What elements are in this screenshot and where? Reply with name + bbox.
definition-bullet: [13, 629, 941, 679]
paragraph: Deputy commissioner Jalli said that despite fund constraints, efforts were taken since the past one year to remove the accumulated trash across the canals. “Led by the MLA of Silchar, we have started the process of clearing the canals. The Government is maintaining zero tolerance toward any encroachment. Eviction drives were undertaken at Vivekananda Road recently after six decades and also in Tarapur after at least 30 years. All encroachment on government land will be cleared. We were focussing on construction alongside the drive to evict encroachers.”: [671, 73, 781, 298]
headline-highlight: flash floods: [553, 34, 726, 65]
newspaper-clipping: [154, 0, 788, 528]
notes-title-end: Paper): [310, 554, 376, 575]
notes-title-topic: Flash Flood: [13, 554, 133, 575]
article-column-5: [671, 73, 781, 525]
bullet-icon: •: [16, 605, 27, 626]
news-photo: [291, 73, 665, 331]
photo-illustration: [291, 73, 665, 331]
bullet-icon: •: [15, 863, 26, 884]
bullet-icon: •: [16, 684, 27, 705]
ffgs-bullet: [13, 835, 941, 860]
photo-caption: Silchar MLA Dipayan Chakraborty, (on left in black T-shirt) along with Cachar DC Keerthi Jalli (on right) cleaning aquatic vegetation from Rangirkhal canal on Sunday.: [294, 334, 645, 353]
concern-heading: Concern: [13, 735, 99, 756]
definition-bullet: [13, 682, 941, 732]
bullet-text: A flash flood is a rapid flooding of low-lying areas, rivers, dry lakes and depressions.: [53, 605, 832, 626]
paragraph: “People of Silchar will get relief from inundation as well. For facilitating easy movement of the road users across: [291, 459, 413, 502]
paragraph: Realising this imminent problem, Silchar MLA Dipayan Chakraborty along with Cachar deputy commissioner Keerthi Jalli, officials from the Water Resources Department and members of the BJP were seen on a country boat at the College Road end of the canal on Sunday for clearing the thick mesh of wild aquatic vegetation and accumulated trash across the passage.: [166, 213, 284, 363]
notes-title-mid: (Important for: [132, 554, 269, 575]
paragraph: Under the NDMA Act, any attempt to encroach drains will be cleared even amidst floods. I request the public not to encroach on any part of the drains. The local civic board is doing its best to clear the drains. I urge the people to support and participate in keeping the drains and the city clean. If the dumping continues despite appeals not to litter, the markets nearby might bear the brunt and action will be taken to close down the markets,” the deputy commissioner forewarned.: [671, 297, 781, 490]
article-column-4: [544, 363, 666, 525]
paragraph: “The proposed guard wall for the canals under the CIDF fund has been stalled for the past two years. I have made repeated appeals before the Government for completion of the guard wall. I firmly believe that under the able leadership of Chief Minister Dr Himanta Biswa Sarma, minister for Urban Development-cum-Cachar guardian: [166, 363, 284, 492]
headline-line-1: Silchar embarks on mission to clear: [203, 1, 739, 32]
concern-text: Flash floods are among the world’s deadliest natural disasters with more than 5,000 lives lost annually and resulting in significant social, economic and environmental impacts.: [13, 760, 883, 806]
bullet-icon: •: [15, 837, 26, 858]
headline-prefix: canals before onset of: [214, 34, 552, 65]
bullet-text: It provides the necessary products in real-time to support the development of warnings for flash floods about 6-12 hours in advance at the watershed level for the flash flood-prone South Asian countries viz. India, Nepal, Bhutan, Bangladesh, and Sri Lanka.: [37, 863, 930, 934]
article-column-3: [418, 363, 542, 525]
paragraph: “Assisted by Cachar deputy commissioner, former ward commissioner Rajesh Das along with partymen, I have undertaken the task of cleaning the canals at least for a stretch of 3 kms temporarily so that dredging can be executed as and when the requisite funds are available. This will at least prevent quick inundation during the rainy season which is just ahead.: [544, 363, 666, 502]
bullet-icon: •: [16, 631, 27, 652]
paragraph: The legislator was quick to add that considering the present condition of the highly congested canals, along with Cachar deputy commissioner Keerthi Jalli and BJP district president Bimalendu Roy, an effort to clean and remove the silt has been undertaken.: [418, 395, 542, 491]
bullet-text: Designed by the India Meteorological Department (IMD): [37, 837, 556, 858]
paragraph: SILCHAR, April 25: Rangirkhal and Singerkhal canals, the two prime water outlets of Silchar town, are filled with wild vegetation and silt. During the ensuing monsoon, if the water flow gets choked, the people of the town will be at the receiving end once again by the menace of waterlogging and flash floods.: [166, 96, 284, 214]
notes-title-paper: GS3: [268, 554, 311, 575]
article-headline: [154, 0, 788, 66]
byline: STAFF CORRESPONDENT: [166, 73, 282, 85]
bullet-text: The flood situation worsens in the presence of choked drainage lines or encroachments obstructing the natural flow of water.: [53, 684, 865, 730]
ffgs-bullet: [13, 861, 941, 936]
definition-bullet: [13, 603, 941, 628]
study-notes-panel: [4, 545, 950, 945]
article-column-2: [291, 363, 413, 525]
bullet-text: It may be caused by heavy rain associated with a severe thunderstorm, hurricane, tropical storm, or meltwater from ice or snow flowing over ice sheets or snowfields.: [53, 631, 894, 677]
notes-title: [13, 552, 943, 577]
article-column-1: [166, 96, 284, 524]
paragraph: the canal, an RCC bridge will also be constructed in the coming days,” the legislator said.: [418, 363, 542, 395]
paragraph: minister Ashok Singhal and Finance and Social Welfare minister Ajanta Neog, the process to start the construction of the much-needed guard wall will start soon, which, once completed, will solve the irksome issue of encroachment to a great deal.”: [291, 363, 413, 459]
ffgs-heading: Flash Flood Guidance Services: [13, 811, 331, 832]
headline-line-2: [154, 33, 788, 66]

▸ Task details: Please arrange every line of the data above as a numbered list, leaving out any blank lines.

▸ Reply to the task:
1. What elements are in this screenshot and where? Reply with name + bbox.
2. definition-bullet: [13, 629, 941, 679]
3. paragraph: Deputy commissioner Jalli said that despite fund constraints, efforts were taken since the past one year to remove the accumulated trash across the canals. “Led by the MLA of Silchar, we have started the process of clearing the canals. The Government is maintaining zero tolerance toward any encroachment. Eviction drives were undertaken at Vivekananda Road recently after six decades and also in Tarapur after at least 30 years. All encroachment on government land will be cleared. We were focussing on construction alongside the drive to evict encroachers.”: [671, 73, 781, 298]
4. headline-highlight: flash floods: [553, 34, 726, 65]
5. newspaper-clipping: [154, 0, 788, 528]
6. notes-title-end: Paper): [310, 554, 376, 575]
7. notes-title-topic: Flash Flood: [13, 554, 133, 575]
8. article-column-5: [671, 73, 781, 525]
9. bullet-icon: •: [16, 605, 27, 626]
10. news-photo: [291, 73, 665, 331]
11. photo-illustration: [291, 73, 665, 331]
12. bullet-icon: •: [15, 863, 26, 884]
13. bullet-icon: •: [16, 684, 27, 705]
14. ffgs-bullet: [13, 835, 941, 860]
15. photo-caption: Silchar MLA Dipayan Chakraborty, (on left in black T-shirt) along with Cachar DC Keerthi Jalli (on right) cleaning aquatic vegetation from Rangirkhal canal on Sunday.: [294, 334, 645, 353]
16. concern-heading: Concern: [13, 735, 99, 756]
17. definition-bullet: [13, 682, 941, 732]
18. bullet-text: A flash flood is a rapid flooding of low-lying areas, rivers, dry lakes and depressions.: [53, 605, 832, 626]
19. paragraph: “People of Silchar will get relief from inundation as well. For facilitating easy movement of the road users across: [291, 459, 413, 502]
20. paragraph: Realising this imminent problem, Silchar MLA Dipayan Chakraborty along with Cachar deputy commissioner Keerthi Jalli, officials from the Water Resources Department and members of the BJP were seen on a country boat at the College Road end of the canal on Sunday for clearing the thick mesh of wild aquatic vegetation and accumulated trash across the passage.: [166, 213, 284, 363]
21. notes-title-mid: (Important for: [132, 554, 269, 575]
22. paragraph: Under the NDMA Act, any attempt to encroach drains will be cleared even amidst floods. I request the public not to encroach on any part of the drains. The local civic board is doing its best to clear the drains. I urge the people to support and participate in keeping the drains and the city clean. If the dumping continues despite appeals not to litter, the markets nearby might bear the brunt and action will be taken to close down the markets,” the deputy commissioner forewarned.: [671, 297, 781, 490]
23. article-column-4: [544, 363, 666, 525]
24. paragraph: “The proposed guard wall for the canals under the CIDF fund has been stalled for the past two years. I have made repeated appeals before the Government for completion of the guard wall. I firmly believe that under the able leadership of Chief Minister Dr Himanta Biswa Sarma, minister for Urban Development-cum-Cachar guardian: [166, 363, 284, 492]
25. headline-line-1: Silchar embarks on mission to clear: [203, 1, 739, 32]
26. concern-text: Flash floods are among the world’s deadliest natural disasters with more than 5,000 lives lost annually and resulting in significant social, economic and environmental impacts.: [13, 760, 883, 806]
27. bullet-icon: •: [15, 837, 26, 858]
28. headline-prefix: canals before onset of: [214, 34, 552, 65]
29. bullet-text: It provides the necessary products in real-time to support the development of warnings for flash floods about 6-12 hours in advance at the watershed level for the flash flood-prone South Asian countries viz. India, Nepal, Bhutan, Bangladesh, and Sri Lanka.: [37, 863, 930, 934]
30. article-column-3: [418, 363, 542, 525]
31. paragraph: “Assisted by Cachar deputy commissioner, former ward commissioner Rajesh Das along with partymen, I have undertaken the task of cleaning the canals at least for a stretch of 3 kms temporarily so that dredging can be executed as and when the requisite funds are available. This will at least prevent quick inundation during the rainy season which is just ahead.: [544, 363, 666, 502]
32. bullet-icon: •: [16, 631, 27, 652]
33. paragraph: The legislator was quick to add that considering the present condition of the highly congested canals, along with Cachar deputy commissioner Keerthi Jalli and BJP district president Bimalendu Roy, an effort to clean and remove the silt has been undertaken.: [418, 395, 542, 491]
34. bullet-text: Designed by the India Meteorological Department (IMD): [37, 837, 556, 858]
35. paragraph: SILCHAR, April 25: Rangirkhal and Singerkhal canals, the two prime water outlets of Silchar town, are filled with wild vegetation and silt. During the ensuing monsoon, if the water flow gets choked, the people of the town will be at the receiving end once again by the menace of waterlogging and flash floods.: [166, 96, 284, 214]
36. notes-title-paper: GS3: [268, 554, 311, 575]
37. article-headline: [154, 0, 788, 66]
38. byline: STAFF CORRESPONDENT: [166, 73, 282, 85]
39. bullet-text: The flood situation worsens in the presence of choked drainage lines or encroachments obstructing the natural flow of water.: [53, 684, 865, 730]
40. ffgs-bullet: [13, 861, 941, 936]
41. definition-bullet: [13, 603, 941, 628]
42. study-notes-panel: [4, 545, 950, 945]
43. article-column-2: [291, 363, 413, 525]
44. bullet-text: It may be caused by heavy rain associated with a severe thunderstorm, hurricane, tropical storm, or meltwater from ice or snow flowing over ice sheets or snowfields.: [53, 631, 894, 677]
45. notes-title: [13, 552, 943, 577]
46. article-column-1: [166, 96, 284, 524]
47. paragraph: the canal, an RCC bridge will also be constructed in the coming days,” the legislator said.: [418, 363, 542, 395]
48. paragraph: minister Ashok Singhal and Finance and Social Welfare minister Ajanta Neog, the process to start the construction of the much-needed guard wall will start soon, which, once completed, will solve the irksome issue of encroachment to a great deal.”: [291, 363, 413, 459]
49. ffgs-heading: Flash Flood Guidance Services: [13, 811, 331, 832]
50. headline-line-2: [154, 33, 788, 66]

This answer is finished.